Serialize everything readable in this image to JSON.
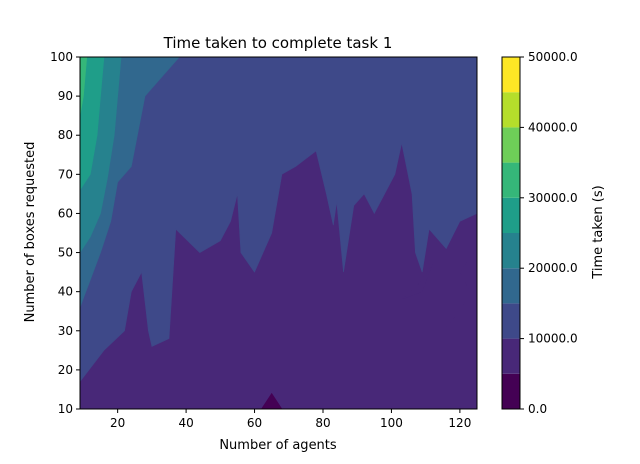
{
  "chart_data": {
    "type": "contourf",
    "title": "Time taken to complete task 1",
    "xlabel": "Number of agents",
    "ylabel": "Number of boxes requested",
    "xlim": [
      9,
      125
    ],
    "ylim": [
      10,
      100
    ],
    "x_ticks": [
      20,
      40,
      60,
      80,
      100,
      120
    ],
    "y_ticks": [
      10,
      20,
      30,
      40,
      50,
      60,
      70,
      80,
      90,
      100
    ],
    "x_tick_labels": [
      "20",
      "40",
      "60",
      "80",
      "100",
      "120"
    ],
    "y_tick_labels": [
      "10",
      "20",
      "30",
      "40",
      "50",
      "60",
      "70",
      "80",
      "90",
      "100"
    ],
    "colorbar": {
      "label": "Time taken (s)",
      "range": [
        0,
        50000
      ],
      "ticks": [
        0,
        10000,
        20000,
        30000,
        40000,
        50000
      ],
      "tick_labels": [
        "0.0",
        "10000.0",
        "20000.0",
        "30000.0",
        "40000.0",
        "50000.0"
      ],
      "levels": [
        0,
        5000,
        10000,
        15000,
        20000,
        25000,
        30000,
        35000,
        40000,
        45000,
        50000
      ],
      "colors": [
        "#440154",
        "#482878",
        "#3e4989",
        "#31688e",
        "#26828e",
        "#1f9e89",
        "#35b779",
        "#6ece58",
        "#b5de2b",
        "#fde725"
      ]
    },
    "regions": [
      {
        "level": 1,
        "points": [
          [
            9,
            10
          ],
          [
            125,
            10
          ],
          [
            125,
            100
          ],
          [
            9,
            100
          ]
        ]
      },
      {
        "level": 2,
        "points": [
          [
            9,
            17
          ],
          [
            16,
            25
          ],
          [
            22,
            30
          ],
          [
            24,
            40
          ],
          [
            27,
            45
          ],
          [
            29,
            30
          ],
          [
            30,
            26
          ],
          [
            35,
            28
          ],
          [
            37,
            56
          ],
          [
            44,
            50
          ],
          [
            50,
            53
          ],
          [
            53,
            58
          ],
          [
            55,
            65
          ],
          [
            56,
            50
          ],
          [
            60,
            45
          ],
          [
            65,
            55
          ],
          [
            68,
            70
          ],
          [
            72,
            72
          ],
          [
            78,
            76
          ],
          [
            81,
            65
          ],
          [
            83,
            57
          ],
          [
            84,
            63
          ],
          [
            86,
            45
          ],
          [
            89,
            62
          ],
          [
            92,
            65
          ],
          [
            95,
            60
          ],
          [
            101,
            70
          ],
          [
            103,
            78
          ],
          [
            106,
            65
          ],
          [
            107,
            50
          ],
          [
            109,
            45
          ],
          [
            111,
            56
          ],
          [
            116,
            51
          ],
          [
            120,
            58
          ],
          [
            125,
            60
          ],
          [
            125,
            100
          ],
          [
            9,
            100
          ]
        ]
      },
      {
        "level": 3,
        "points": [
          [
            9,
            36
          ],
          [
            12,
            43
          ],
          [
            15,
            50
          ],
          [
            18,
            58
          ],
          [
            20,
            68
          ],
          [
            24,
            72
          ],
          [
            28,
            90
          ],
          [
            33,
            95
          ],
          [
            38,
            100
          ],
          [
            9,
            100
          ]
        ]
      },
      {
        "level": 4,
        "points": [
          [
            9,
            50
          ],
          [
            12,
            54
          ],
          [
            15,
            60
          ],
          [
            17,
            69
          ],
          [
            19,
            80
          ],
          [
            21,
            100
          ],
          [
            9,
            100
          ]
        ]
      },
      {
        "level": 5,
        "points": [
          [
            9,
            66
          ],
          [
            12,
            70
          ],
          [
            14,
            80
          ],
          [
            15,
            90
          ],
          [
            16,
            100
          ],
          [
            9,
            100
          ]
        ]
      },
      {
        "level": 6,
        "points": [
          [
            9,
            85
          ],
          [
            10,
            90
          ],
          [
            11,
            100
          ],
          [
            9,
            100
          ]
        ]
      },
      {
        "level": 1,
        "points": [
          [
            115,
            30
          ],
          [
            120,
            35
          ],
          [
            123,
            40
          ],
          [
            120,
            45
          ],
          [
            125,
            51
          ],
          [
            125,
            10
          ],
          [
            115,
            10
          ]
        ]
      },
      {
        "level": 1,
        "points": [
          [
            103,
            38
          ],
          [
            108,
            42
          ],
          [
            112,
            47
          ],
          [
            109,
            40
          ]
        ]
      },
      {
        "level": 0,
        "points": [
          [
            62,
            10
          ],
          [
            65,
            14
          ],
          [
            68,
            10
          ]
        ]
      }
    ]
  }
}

⁂

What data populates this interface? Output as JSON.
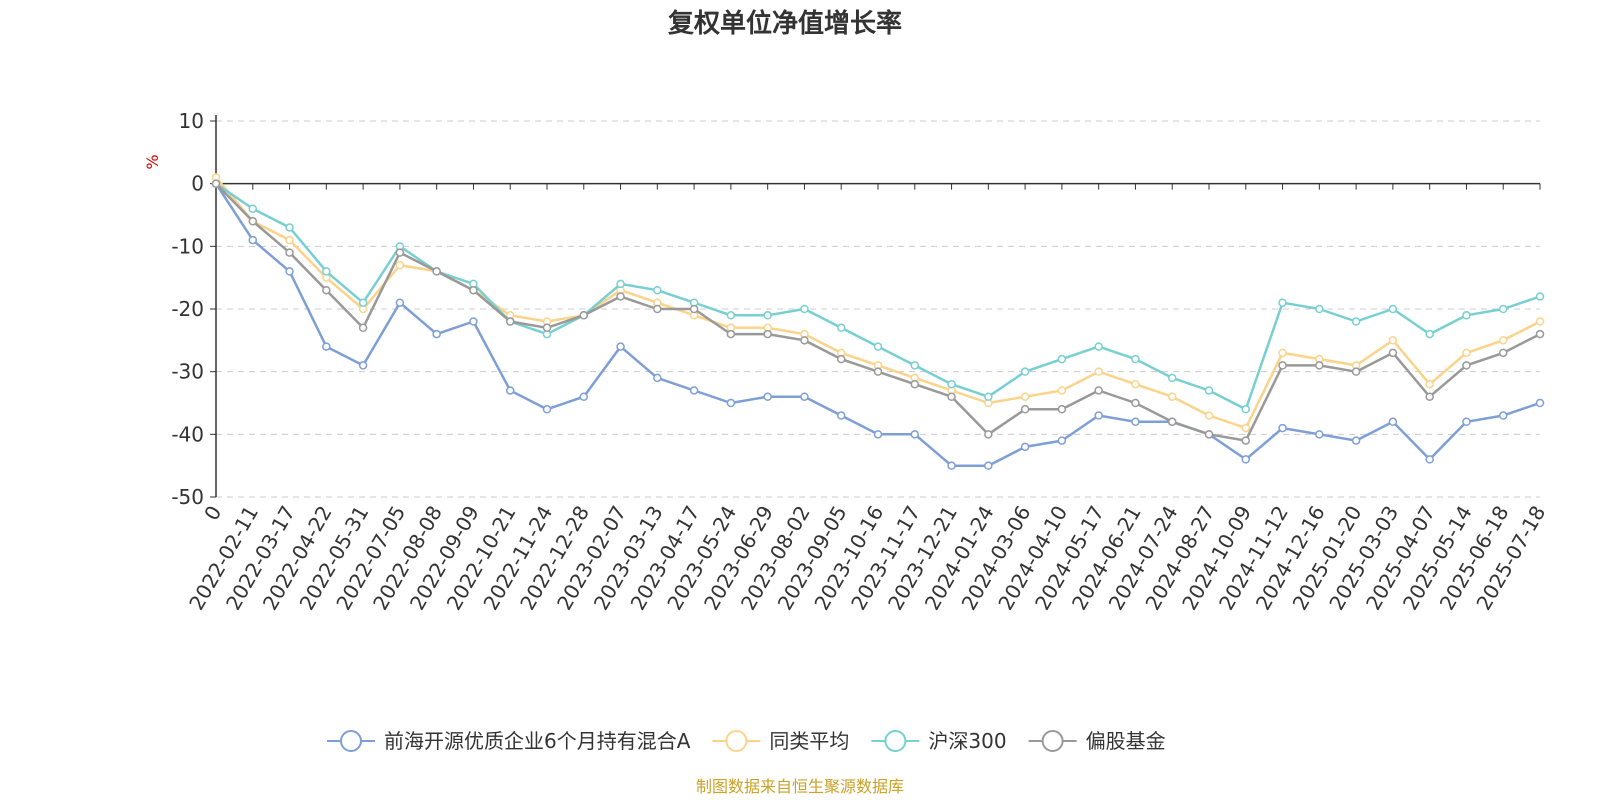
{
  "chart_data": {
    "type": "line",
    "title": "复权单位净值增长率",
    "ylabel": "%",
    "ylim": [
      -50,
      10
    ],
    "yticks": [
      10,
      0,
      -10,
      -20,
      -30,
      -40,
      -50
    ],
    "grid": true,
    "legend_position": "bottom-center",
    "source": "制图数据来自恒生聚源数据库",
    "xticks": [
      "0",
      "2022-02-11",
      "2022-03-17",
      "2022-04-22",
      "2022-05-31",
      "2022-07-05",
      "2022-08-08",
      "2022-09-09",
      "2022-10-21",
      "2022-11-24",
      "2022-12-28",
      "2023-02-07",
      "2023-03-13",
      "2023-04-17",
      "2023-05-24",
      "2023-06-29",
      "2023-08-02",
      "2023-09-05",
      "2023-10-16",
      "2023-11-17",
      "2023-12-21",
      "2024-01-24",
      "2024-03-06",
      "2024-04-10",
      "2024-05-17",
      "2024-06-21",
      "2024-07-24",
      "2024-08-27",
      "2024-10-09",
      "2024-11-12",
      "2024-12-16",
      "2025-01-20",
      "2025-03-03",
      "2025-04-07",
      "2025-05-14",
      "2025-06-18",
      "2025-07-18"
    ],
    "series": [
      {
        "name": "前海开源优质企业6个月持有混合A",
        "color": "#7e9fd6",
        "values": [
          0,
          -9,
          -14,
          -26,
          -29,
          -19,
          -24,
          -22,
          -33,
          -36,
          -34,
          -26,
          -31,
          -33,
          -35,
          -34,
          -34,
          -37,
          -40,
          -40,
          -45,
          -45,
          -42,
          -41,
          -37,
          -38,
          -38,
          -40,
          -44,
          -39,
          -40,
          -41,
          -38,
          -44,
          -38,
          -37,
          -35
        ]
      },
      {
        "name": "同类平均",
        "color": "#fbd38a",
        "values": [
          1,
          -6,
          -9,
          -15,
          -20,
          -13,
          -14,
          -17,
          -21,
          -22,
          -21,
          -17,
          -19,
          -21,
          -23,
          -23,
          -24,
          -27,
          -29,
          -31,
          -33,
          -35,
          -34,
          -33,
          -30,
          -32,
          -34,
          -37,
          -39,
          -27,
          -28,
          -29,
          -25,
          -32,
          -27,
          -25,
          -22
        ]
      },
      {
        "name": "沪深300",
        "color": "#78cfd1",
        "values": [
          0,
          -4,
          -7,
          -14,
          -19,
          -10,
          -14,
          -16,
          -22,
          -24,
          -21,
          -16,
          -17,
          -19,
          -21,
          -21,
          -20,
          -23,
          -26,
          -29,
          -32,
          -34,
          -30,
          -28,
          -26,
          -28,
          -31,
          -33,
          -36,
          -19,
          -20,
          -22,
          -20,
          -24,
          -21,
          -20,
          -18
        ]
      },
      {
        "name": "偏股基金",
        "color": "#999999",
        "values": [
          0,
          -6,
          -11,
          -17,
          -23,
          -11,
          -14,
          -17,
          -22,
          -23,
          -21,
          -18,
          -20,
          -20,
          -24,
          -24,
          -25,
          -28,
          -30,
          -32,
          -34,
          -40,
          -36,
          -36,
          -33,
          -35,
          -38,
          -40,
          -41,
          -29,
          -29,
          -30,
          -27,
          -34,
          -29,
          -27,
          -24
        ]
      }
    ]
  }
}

⁂

- _AIM OF THE TASK_: List every line in the records above that contains the word "Number".

- _WRITTEN RESPONSE_:
    "xlabel": "Number of agents",
    "ylabel": "Number of boxes requested",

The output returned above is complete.